EXERCISE GOAL:
Give the number of lines in the data that hold the word "drawn", and nothing else.
## Start MATERIAL FOR THIS EXERCISE
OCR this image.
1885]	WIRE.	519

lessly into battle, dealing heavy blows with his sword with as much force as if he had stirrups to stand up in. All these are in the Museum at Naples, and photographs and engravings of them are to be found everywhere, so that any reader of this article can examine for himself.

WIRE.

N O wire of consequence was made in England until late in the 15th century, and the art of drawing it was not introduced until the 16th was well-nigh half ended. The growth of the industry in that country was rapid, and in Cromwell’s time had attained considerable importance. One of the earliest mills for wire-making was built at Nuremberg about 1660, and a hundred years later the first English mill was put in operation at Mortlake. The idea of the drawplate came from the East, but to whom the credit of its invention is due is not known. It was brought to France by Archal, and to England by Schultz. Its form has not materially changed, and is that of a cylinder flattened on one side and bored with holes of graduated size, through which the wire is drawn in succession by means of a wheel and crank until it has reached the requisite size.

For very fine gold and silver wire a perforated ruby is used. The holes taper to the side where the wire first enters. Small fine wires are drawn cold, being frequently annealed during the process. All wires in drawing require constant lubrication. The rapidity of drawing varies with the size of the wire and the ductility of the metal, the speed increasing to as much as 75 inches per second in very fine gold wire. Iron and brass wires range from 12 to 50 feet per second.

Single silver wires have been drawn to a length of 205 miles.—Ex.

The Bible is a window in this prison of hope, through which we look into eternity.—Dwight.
## End MATERIAL FOR THIS EXERCISE
RESPONSE TO THIS TASK:
3